YOUR GOAL:
Send back the entries below exactly as they appear.

GIVEN DATA:
# # #
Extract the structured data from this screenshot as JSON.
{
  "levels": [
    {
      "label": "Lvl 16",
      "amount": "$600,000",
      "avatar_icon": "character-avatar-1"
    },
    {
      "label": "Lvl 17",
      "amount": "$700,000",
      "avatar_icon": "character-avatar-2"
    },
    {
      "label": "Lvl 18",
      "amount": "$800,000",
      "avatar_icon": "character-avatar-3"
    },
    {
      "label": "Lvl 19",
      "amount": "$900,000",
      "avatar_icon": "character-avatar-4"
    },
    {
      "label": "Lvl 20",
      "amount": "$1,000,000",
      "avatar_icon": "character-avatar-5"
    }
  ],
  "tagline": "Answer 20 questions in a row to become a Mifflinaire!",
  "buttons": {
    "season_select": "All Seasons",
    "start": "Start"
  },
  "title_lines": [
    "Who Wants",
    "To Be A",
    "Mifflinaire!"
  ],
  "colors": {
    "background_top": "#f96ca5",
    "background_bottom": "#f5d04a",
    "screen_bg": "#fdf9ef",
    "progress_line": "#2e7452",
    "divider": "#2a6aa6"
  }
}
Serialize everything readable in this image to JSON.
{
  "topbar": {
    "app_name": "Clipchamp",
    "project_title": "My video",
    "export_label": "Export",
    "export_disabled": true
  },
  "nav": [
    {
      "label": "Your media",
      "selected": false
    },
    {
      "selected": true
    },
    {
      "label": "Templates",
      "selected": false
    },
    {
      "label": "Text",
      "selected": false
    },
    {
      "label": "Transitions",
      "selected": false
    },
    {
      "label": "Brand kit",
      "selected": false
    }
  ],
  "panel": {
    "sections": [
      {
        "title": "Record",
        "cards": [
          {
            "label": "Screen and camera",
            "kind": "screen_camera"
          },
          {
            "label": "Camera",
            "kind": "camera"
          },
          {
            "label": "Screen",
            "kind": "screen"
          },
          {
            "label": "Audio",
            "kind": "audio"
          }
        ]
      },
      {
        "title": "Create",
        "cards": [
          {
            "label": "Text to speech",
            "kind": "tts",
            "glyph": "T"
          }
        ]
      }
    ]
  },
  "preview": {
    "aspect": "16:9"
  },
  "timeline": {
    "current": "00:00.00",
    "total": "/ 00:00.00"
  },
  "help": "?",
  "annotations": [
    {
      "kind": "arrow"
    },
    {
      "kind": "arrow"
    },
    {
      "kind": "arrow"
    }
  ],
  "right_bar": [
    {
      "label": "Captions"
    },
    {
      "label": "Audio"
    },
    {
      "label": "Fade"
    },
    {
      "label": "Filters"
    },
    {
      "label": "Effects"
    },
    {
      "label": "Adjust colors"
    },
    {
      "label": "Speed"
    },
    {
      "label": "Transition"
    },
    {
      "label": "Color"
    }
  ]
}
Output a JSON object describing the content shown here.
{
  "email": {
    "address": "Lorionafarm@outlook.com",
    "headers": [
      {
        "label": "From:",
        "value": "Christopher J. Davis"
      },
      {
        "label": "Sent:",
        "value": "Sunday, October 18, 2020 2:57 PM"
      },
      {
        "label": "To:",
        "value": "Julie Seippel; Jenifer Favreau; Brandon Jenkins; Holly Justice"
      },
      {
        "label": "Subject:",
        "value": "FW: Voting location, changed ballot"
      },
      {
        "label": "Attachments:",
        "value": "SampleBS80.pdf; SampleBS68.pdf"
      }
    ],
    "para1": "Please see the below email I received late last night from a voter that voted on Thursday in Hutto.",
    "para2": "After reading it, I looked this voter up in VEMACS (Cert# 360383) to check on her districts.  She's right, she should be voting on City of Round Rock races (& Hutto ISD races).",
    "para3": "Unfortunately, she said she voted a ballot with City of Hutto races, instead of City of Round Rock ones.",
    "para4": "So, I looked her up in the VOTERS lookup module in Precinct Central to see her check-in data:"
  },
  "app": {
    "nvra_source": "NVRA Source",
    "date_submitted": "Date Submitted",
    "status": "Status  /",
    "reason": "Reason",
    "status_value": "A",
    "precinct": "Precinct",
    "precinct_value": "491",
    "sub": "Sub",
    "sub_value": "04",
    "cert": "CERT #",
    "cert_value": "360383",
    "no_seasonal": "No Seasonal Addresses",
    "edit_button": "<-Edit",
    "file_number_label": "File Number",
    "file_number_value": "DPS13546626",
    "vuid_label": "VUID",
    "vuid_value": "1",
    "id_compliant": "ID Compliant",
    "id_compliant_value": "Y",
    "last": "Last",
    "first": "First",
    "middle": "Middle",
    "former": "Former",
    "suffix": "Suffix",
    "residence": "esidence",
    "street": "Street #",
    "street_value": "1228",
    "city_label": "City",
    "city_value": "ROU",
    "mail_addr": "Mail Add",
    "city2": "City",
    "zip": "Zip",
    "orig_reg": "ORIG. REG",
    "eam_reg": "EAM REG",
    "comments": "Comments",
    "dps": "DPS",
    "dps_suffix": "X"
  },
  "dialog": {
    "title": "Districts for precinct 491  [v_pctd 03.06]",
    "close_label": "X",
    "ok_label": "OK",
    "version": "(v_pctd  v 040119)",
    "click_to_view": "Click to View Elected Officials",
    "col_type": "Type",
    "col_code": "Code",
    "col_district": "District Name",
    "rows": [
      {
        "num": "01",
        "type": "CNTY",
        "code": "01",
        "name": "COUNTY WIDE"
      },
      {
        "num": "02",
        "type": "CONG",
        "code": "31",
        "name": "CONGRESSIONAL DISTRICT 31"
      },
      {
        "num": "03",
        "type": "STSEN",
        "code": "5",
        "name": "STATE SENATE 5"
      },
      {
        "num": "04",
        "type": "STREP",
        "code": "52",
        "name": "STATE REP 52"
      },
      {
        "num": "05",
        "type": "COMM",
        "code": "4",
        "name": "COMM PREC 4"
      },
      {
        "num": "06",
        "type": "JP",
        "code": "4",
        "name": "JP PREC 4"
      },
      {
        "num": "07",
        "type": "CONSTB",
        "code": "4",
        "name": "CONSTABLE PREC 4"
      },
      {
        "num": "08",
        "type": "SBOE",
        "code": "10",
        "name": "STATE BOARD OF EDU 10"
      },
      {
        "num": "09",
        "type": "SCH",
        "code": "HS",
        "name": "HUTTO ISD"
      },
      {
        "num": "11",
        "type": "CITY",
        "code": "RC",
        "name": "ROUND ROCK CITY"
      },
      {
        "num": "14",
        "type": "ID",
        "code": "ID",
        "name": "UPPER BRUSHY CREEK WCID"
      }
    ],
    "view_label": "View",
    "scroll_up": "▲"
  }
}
# # #
FULL RESPONSE:
Extract the structured data from this screenshot as JSON.
{
  "levels": [
    {
      "label": "Lvl 16",
      "amount": "$600,000",
      "avatar_icon": "character-avatar-1"
    },
    {
      "label": "Lvl 17",
      "amount": "$700,000",
      "avatar_icon": "character-avatar-2"
    },
    {
      "label": "Lvl 18",
      "amount": "$800,000",
      "avatar_icon": "character-avatar-3"
    },
    {
      "label": "Lvl 19",
      "amount": "$900,000",
      "avatar_icon": "character-avatar-4"
    },
    {
      "label": "Lvl 20",
      "amount": "$1,000,000",
      "avatar_icon": "character-avatar-5"
    }
  ],
  "tagline": "Answer 20 questions in a row to become a Mifflinaire!",
  "buttons": {
    "season_select": "All Seasons",
    "start": "Start"
  },
  "title_lines": [
    "Who Wants",
    "To Be A",
    "Mifflinaire!"
  ],
  "colors": {
    "background_top": "#f96ca5",
    "background_bottom": "#f5d04a",
    "screen_bg": "#fdf9ef",
    "progress_line": "#2e7452",
    "divider": "#2a6aa6"
  }
}
Serialize everything readable in this image to JSON.
{
  "topbar": {
    "app_name": "Clipchamp",
    "project_title": "My video",
    "export_label": "Export",
    "export_disabled": true
  },
  "nav": [
    {
      "label": "Your media",
      "selected": false
    },
    {
      "selected": true
    },
    {
      "label": "Templates",
      "selected": false
    },
    {
      "label": "Text",
      "selected": false
    },
    {
      "label": "Transitions",
      "selected": false
    },
    {
      "label": "Brand kit",
      "selected": false
    }
  ],
  "panel": {
    "sections": [
      {
        "title": "Record",
        "cards": [
          {
            "label": "Screen and camera",
            "kind": "screen_camera"
          },
          {
            "label": "Camera",
            "kind": "camera"
          },
          {
            "label": "Screen",
            "kind": "screen"
          },
          {
            "label": "Audio",
            "kind": "audio"
          }
        ]
      },
      {
        "title": "Create",
        "cards": [
          {
            "label": "Text to speech",
            "kind": "tts",
            "glyph": "T"
          }
        ]
      }
    ]
  },
  "preview": {
    "aspect": "16:9"
  },
  "timeline": {
    "current": "00:00.00",
    "total": "/ 00:00.00"
  },
  "help": "?",
  "annotations": [
    {
      "kind": "arrow"
    },
    {
      "kind": "arrow"
    },
    {
      "kind": "arrow"
    }
  ],
  "right_bar": [
    {
      "label": "Captions"
    },
    {
      "label": "Audio"
    },
    {
      "label": "Fade"
    },
    {
      "label": "Filters"
    },
    {
      "label": "Effects"
    },
    {
      "label": "Adjust colors"
    },
    {
      "label": "Speed"
    },
    {
      "label": "Transition"
    },
    {
      "label": "Color"
    }
  ]
}
Output a JSON object describing the content shown here.
{
  "email": {
    "address": "Lorionafarm@outlook.com",
    "headers": [
      {
        "label": "From:",
        "value": "Christopher J. Davis"
      },
      {
        "label": "Sent:",
        "value": "Sunday, October 18, 2020 2:57 PM"
      },
      {
        "label": "To:",
        "value": "Julie Seippel; Jenifer Favreau; Brandon Jenkins; Holly Justice"
      },
      {
        "label": "Subject:",
        "value": "FW: Voting location, changed ballot"
      },
      {
        "label": "Attachments:",
        "value": "SampleBS80.pdf; SampleBS68.pdf"
      }
    ],
    "para1": "Please see the below email I received late last night from a voter that voted on Thursday in Hutto.",
    "para2": "After reading it, I looked this voter up in VEMACS (Cert# 360383) to check on her districts.  She's right, she should be voting on City of Round Rock races (& Hutto ISD races).",
    "para3": "Unfortunately, she said she voted a ballot with City of Hutto races, instead of City of Round Rock ones.",
    "para4": "So, I looked her up in the VOTERS lookup module in Precinct Central to see her check-in data:"
  },
  "app": {
    "nvra_source": "NVRA Source",
    "date_submitted": "Date Submitted",
    "status": "Status  /",
    "reason": "Reason",
    "status_value": "A",
    "precinct": "Precinct",
    "precinct_value": "491",
    "sub": "Sub",
    "sub_value": "04",
    "cert": "CERT #",
    "cert_value": "360383",
    "no_seasonal": "No Seasonal Addresses",
    "edit_button": "<-Edit",
    "file_number_label": "File Number",
    "file_number_value": "DPS13546626",
    "vuid_label": "VUID",
    "vuid_value": "1",
    "id_compliant": "ID Compliant",
    "id_compliant_value": "Y",
    "last": "Last",
    "first": "First",
    "middle": "Middle",
    "former": "Former",
    "suffix": "Suffix",
    "residence": "esidence",
    "street": "Street #",
    "street_value": "1228",
    "city_label": "City",
    "city_value": "ROU",
    "mail_addr": "Mail Add",
    "city2": "City",
    "zip": "Zip",
    "orig_reg": "ORIG. REG",
    "eam_reg": "EAM REG",
    "comments": "Comments",
    "dps": "DPS",
    "dps_suffix": "X"
  },
  "dialog": {
    "title": "Districts for precinct 491  [v_pctd 03.06]",
    "close_label": "X",
    "ok_label": "OK",
    "version": "(v_pctd  v 040119)",
    "click_to_view": "Click to View Elected Officials",
    "col_type": "Type",
    "col_code": "Code",
    "col_district": "District Name",
    "rows": [
      {
        "num": "01",
        "type": "CNTY",
        "code": "01",
        "name": "COUNTY WIDE"
      },
      {
        "num": "02",
        "type": "CONG",
        "code": "31",
        "name": "CONGRESSIONAL DISTRICT 31"
      },
      {
        "num": "03",
        "type": "STSEN",
        "code": "5",
        "name": "STATE SENATE 5"
      },
      {
        "num": "04",
        "type": "STREP",
        "code": "52",
        "name": "STATE REP 52"
      },
      {
        "num": "05",
        "type": "COMM",
        "code": "4",
        "name": "COMM PREC 4"
      },
      {
        "num": "06",
        "type": "JP",
        "code": "4",
        "name": "JP PREC 4"
      },
      {
        "num": "07",
        "type": "CONSTB",
        "code": "4",
        "name": "CONSTABLE PREC 4"
      },
      {
        "num": "08",
        "type": "SBOE",
        "code": "10",
        "name": "STATE BOARD OF EDU 10"
      },
      {
        "num": "09",
        "type": "SCH",
        "code": "HS",
        "name": "HUTTO ISD"
      },
      {
        "num": "11",
        "type": "CITY",
        "code": "RC",
        "name": "ROUND ROCK CITY"
      },
      {
        "num": "14",
        "type": "ID",
        "code": "ID",
        "name": "UPPER BRUSHY CREEK WCID"
      }
    ],
    "view_label": "View",
    "scroll_up": "▲"
  }
}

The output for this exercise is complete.